— Begin —
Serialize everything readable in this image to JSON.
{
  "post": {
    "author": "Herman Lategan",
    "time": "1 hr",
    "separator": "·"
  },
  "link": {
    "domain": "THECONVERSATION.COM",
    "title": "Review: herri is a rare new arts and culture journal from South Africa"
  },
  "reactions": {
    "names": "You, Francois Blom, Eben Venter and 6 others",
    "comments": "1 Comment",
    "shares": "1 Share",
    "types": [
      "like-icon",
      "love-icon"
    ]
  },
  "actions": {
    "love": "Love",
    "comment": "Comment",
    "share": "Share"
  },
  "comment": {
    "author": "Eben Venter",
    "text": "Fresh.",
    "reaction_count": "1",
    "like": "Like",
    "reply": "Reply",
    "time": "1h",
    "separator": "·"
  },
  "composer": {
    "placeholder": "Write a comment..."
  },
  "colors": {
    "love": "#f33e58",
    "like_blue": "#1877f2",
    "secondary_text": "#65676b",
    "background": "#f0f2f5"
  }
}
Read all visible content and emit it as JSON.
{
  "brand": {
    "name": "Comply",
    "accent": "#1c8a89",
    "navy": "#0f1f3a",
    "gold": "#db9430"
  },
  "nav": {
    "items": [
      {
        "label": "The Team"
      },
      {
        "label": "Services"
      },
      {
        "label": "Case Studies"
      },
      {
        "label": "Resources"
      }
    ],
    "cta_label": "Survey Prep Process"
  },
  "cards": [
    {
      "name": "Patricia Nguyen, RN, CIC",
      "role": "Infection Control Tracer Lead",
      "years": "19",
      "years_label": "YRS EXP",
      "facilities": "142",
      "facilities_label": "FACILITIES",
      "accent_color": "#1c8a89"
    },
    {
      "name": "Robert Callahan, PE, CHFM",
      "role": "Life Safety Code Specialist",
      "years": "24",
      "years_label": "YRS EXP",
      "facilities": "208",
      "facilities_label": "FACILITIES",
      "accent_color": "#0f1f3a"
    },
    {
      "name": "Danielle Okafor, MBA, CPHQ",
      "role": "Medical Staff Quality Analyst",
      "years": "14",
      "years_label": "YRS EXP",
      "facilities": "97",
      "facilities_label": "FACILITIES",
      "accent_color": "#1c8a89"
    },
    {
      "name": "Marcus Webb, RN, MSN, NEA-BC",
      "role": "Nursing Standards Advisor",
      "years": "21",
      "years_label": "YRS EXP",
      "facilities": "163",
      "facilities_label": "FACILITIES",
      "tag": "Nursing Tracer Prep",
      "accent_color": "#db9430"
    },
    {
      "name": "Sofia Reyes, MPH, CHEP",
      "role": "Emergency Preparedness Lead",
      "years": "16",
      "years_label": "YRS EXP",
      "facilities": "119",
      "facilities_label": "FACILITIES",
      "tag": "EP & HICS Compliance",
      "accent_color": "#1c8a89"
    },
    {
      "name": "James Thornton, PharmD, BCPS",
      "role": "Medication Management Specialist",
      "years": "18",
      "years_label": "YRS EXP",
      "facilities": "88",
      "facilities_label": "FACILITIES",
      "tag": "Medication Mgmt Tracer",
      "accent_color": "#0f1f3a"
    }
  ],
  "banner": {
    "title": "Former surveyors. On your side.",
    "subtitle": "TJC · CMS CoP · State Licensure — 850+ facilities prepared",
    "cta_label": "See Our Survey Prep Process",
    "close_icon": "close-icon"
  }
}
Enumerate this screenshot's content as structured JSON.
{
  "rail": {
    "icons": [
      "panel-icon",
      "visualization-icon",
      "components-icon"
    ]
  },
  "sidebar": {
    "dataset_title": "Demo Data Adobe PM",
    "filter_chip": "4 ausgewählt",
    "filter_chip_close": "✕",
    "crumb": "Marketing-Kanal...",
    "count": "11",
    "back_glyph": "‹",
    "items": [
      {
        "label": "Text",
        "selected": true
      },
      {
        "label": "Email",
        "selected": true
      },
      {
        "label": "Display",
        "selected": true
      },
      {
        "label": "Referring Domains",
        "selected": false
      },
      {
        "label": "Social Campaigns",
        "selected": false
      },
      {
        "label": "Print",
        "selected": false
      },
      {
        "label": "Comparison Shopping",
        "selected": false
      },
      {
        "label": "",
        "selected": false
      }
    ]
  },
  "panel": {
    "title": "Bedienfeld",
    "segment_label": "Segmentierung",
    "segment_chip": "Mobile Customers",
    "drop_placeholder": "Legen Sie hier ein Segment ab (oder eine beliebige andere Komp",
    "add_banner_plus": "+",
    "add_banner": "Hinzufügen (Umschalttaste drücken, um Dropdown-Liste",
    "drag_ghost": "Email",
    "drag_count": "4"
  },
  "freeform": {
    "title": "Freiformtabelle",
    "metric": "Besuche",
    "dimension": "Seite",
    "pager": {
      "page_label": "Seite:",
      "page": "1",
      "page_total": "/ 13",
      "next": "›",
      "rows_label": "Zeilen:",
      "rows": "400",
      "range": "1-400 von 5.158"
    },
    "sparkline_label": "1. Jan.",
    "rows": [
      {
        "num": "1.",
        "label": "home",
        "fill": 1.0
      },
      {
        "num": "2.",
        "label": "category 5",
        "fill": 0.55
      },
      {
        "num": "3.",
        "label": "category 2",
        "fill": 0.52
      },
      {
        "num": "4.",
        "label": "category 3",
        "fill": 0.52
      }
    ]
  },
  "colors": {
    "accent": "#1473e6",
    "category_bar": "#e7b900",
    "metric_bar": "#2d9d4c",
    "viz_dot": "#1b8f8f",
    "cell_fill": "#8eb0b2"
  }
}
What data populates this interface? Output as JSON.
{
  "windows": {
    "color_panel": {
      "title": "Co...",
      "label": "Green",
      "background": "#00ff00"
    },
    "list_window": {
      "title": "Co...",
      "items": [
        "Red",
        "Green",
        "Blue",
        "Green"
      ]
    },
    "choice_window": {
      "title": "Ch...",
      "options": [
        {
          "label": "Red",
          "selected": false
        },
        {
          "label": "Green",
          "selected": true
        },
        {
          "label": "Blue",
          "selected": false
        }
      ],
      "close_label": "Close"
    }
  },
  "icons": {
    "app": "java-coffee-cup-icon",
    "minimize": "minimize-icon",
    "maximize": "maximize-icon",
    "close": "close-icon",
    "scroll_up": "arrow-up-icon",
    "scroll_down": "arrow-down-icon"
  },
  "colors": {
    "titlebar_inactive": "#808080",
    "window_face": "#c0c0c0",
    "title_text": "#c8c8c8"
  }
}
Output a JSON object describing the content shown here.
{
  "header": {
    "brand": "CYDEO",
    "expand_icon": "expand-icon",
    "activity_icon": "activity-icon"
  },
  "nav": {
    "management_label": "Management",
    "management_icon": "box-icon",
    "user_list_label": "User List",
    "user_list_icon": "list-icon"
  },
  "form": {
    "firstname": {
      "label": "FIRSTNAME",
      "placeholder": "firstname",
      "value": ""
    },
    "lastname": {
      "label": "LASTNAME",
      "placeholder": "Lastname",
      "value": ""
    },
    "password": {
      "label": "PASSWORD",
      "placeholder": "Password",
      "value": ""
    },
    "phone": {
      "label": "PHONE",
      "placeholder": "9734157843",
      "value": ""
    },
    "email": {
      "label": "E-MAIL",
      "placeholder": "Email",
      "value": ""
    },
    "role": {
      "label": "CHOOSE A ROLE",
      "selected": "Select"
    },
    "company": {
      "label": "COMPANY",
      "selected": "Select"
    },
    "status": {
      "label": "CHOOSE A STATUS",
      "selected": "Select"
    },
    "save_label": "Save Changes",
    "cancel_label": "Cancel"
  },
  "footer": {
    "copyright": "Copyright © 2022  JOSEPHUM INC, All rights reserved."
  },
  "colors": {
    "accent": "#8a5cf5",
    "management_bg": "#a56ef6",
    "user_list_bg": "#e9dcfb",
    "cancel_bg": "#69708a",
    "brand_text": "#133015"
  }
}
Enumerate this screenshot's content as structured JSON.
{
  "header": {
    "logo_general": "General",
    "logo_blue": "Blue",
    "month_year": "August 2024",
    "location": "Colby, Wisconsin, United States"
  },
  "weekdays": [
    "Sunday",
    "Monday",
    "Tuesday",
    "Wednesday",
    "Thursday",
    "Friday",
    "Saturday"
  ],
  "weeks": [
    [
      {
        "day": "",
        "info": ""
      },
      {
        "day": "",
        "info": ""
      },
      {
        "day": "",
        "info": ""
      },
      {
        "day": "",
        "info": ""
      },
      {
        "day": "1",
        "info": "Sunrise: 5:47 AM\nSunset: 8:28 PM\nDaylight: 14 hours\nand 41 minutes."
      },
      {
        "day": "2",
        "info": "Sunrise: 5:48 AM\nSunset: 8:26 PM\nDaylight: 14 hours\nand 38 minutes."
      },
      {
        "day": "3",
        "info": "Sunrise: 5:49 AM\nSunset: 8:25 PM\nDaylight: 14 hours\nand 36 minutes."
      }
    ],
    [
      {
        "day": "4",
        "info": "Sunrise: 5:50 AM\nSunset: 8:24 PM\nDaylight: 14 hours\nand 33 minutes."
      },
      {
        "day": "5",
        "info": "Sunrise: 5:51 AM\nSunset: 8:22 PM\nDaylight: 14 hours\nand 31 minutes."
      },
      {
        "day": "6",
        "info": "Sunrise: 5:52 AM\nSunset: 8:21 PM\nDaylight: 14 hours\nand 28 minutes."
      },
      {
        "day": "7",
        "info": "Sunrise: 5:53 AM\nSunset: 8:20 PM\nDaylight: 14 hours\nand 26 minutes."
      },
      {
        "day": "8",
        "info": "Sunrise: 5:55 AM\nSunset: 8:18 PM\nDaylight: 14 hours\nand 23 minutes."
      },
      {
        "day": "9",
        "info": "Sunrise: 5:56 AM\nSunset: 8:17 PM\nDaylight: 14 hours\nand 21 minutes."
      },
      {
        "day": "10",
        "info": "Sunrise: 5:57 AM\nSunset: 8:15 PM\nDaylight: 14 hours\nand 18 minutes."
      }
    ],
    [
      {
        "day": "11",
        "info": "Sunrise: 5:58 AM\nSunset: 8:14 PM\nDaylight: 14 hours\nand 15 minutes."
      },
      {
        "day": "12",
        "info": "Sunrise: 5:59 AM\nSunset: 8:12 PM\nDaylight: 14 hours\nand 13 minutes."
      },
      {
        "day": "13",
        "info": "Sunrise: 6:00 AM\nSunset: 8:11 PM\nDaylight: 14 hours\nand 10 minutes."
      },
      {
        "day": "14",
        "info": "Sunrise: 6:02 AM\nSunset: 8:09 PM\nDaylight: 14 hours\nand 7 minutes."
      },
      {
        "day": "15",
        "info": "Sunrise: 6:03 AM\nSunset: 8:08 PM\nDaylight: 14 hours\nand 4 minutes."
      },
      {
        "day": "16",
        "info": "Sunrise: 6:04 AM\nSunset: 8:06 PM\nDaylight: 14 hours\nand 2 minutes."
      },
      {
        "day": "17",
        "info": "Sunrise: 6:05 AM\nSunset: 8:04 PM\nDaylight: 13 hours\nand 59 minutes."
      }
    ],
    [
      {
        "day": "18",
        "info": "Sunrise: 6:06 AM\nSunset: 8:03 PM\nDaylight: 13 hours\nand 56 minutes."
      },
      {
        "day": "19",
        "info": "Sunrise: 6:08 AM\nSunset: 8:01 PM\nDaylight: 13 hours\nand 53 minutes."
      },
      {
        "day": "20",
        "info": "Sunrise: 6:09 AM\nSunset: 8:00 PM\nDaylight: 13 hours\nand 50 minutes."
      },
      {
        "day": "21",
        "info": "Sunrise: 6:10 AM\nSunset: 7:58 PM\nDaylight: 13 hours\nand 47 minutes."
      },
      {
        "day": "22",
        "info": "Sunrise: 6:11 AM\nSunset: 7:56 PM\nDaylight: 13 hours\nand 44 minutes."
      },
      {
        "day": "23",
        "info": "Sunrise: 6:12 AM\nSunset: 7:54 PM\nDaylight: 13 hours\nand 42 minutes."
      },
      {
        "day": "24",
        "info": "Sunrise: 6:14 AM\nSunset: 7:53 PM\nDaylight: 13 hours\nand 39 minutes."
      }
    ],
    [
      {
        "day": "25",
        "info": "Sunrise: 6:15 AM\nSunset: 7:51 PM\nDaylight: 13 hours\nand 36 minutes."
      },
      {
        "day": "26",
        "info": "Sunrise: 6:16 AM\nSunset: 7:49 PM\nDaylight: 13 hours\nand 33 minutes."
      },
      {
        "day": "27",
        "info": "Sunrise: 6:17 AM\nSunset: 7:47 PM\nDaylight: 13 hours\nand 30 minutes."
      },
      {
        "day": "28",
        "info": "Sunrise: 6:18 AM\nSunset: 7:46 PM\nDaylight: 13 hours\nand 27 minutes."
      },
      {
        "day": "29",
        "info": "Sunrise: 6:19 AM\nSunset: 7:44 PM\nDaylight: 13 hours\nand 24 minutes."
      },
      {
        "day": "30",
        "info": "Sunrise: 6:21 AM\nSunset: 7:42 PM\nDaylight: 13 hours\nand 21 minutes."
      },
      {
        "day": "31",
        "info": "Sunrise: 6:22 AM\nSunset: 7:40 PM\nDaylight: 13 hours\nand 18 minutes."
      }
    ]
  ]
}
— End —
■ The problem
Filter the listing above by the word "this"; copy each line that passes.

■ Solution to the exercise
Serialize everything readable in this image to JSON.
Enumerate this screenshot's content as structured JSON.
What data populates this interface? Output as JSON.
Enumerate this screenshot's content as structured JSON.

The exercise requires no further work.